## Begin Source records

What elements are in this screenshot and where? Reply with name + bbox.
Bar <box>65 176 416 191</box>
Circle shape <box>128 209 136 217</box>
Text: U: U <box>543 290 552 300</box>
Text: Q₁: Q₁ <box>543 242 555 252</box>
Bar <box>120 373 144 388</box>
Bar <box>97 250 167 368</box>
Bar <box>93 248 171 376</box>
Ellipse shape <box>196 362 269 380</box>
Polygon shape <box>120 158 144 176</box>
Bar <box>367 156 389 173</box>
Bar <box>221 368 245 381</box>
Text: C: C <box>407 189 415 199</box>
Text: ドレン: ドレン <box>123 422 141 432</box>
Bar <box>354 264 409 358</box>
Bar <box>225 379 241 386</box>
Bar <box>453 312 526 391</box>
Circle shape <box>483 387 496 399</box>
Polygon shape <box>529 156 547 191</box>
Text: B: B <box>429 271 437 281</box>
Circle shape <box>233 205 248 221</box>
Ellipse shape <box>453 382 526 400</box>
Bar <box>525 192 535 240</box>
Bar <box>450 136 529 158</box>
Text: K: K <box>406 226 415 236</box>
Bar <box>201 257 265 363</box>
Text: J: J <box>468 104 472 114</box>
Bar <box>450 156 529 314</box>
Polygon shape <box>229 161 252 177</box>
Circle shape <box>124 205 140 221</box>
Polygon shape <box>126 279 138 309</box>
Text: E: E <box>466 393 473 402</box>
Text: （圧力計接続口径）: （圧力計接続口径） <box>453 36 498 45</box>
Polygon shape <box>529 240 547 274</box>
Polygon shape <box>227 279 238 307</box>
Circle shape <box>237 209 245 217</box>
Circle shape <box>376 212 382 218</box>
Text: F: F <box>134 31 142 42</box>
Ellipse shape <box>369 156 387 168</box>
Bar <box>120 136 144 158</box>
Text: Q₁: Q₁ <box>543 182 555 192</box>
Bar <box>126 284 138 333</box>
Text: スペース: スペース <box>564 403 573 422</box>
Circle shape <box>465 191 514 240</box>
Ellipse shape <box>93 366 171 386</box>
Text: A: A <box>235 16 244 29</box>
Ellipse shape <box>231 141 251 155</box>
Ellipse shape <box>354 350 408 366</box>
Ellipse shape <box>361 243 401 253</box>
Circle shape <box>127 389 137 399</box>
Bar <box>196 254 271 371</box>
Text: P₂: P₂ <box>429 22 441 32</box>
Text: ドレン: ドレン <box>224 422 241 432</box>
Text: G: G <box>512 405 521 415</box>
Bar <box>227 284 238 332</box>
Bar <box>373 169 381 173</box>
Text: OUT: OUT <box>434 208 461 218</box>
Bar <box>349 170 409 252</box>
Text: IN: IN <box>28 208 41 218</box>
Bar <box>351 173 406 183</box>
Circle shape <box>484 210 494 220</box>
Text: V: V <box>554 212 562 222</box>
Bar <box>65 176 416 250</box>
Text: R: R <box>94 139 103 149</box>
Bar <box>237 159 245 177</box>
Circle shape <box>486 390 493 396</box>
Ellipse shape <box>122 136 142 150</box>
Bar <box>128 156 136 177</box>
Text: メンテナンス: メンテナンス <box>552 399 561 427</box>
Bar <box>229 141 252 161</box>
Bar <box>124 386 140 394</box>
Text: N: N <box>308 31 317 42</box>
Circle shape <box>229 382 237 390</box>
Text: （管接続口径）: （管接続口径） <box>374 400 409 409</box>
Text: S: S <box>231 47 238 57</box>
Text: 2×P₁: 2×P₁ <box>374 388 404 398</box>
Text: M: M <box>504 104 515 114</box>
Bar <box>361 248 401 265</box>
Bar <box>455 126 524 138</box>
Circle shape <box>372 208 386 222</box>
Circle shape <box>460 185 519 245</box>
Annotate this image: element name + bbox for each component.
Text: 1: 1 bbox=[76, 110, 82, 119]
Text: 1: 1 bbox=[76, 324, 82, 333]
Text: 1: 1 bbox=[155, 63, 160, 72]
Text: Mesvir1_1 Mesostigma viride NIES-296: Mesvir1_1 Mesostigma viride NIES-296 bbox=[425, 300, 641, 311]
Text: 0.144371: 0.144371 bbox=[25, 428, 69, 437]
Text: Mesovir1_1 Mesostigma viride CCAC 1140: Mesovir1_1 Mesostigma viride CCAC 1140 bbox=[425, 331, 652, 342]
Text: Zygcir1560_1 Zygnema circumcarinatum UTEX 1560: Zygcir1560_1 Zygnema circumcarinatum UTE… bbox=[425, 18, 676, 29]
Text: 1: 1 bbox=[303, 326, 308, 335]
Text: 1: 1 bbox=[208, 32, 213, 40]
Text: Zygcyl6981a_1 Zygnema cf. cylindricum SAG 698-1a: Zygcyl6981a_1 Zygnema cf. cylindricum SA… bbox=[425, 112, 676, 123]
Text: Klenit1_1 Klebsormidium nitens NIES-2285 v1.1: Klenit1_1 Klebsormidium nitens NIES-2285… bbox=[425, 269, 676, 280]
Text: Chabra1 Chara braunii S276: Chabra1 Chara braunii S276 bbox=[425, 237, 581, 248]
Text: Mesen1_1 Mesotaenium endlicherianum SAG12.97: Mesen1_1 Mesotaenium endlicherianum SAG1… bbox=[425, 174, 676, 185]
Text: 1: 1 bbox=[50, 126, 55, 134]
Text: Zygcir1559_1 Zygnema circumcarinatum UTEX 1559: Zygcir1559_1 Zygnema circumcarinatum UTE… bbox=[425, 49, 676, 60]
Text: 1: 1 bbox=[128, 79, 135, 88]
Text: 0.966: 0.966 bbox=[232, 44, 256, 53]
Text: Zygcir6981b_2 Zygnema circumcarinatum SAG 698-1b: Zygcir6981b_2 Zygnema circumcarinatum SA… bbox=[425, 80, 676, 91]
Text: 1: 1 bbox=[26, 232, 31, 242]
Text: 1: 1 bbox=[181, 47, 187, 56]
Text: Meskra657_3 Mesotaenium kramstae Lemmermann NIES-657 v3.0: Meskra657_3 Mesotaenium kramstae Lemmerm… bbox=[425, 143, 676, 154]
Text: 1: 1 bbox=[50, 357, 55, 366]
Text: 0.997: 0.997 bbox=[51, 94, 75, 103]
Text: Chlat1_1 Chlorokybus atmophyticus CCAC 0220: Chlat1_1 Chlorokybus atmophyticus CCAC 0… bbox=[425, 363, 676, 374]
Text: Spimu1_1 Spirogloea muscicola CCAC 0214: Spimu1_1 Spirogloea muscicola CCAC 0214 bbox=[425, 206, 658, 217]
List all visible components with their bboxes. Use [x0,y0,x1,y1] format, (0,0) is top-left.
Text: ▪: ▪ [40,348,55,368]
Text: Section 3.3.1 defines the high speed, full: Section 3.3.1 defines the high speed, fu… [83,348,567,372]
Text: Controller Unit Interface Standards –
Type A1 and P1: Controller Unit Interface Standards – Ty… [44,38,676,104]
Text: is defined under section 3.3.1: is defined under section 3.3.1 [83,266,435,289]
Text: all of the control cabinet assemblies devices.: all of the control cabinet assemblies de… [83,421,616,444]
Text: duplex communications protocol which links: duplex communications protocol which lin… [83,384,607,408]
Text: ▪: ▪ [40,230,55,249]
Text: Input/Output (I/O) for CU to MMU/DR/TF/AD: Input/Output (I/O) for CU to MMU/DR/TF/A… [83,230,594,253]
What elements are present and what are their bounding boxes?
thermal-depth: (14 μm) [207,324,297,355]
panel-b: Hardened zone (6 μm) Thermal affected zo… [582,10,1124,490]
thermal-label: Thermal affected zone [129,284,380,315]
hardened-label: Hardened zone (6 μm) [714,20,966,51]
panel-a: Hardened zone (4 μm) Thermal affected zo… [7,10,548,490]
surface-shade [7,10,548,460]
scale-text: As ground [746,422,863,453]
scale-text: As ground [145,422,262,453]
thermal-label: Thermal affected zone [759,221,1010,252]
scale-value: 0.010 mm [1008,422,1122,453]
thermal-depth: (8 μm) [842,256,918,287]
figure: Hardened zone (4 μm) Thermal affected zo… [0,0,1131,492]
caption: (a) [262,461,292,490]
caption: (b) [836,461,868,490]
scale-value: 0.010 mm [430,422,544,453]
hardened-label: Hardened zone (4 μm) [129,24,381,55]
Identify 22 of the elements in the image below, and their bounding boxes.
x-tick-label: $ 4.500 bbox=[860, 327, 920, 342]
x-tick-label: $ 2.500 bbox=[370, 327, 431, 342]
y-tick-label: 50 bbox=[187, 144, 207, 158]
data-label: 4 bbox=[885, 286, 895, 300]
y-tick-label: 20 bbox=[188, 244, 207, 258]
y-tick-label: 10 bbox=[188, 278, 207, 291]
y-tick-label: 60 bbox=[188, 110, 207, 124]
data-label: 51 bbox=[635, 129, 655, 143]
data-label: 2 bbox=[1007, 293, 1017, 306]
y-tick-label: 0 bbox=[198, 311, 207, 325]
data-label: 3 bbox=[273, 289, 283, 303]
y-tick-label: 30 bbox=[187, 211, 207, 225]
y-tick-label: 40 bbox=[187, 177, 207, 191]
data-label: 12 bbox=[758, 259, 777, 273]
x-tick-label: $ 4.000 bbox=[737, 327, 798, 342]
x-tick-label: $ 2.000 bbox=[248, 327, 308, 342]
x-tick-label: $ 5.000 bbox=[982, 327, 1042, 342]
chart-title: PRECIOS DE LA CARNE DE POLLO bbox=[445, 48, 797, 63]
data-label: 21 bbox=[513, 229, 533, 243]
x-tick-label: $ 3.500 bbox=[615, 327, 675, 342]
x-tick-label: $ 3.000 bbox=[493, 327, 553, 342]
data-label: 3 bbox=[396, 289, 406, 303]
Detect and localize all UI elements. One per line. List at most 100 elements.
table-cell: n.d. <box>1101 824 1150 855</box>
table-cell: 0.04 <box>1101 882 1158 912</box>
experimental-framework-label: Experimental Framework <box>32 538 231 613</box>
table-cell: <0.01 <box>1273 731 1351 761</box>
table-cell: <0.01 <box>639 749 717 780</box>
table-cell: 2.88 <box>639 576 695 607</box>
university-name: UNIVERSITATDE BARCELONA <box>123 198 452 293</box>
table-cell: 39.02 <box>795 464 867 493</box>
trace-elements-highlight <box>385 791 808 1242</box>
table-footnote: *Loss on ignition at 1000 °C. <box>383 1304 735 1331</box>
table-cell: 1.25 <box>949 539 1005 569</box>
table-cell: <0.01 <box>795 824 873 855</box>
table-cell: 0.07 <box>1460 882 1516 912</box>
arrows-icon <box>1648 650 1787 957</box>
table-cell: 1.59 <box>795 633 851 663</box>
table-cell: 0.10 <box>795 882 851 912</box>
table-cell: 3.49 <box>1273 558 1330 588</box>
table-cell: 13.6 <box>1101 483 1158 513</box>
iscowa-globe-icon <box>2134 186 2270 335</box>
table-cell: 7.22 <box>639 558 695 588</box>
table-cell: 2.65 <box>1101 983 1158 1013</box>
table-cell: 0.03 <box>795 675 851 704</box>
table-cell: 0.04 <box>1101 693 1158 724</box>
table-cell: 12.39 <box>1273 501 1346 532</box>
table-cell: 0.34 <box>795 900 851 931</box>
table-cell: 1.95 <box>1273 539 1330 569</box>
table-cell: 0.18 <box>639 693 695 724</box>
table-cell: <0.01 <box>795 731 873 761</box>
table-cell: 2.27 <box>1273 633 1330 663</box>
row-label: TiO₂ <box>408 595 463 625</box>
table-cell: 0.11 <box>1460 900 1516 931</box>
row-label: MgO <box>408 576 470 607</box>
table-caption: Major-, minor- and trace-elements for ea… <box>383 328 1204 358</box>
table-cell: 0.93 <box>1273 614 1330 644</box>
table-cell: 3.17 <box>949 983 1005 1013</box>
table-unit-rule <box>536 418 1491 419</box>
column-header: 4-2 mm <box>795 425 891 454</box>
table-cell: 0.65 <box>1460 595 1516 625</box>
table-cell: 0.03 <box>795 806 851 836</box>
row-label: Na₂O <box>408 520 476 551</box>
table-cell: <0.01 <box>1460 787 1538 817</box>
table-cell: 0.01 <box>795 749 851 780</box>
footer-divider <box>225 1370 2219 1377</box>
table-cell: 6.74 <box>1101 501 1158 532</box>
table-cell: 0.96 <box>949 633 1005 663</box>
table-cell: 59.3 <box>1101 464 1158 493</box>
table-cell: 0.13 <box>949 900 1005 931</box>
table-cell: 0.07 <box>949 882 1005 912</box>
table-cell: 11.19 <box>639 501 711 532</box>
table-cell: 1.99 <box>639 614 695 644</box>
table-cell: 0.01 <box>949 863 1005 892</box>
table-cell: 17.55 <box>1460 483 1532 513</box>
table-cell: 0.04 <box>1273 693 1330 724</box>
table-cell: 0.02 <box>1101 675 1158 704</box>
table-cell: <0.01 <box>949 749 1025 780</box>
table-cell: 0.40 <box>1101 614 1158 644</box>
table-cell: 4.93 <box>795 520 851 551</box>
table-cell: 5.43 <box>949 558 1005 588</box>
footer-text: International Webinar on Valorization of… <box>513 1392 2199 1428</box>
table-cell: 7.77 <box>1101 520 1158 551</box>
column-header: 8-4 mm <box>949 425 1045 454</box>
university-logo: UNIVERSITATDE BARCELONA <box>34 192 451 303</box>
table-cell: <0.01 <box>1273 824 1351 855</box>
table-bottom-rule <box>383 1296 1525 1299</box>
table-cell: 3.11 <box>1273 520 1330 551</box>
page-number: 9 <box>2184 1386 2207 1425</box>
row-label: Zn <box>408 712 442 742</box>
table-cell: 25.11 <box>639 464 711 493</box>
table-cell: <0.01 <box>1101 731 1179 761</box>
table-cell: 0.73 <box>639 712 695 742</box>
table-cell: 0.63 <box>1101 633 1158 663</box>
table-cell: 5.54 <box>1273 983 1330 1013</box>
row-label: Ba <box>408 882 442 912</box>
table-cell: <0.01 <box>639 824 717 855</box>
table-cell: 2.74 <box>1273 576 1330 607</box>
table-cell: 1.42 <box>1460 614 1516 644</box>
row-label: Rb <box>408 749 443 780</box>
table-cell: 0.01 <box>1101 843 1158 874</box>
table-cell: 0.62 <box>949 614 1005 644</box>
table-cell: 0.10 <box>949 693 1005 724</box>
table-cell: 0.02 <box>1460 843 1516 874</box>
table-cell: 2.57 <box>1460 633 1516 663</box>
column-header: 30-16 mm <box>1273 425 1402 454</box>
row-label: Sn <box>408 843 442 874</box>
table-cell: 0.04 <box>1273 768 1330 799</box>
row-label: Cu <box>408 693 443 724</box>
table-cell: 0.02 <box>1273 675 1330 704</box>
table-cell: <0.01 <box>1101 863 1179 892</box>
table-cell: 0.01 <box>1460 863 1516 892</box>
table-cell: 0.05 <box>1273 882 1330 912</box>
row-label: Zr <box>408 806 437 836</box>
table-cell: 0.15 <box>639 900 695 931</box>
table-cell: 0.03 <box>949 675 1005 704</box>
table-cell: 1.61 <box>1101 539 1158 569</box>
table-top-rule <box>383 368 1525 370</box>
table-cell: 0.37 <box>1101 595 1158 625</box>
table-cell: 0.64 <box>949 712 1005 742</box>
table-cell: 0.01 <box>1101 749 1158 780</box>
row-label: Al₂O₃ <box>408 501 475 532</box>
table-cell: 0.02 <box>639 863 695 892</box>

## End Source records

▸ **Directions**
Can you print, verbatim, the records from the start through the line containing "Bar <box>367 156 389 173</box>", including that line?

▸ **Written answer**
What elements are in this screenshot and where? Reply with name + bbox.
Bar <box>65 176 416 191</box>
Circle shape <box>128 209 136 217</box>
Text: U: U <box>543 290 552 300</box>
Text: Q₁: Q₁ <box>543 242 555 252</box>
Bar <box>120 373 144 388</box>
Bar <box>97 250 167 368</box>
Bar <box>93 248 171 376</box>
Ellipse shape <box>196 362 269 380</box>
Polygon shape <box>120 158 144 176</box>
Bar <box>367 156 389 173</box>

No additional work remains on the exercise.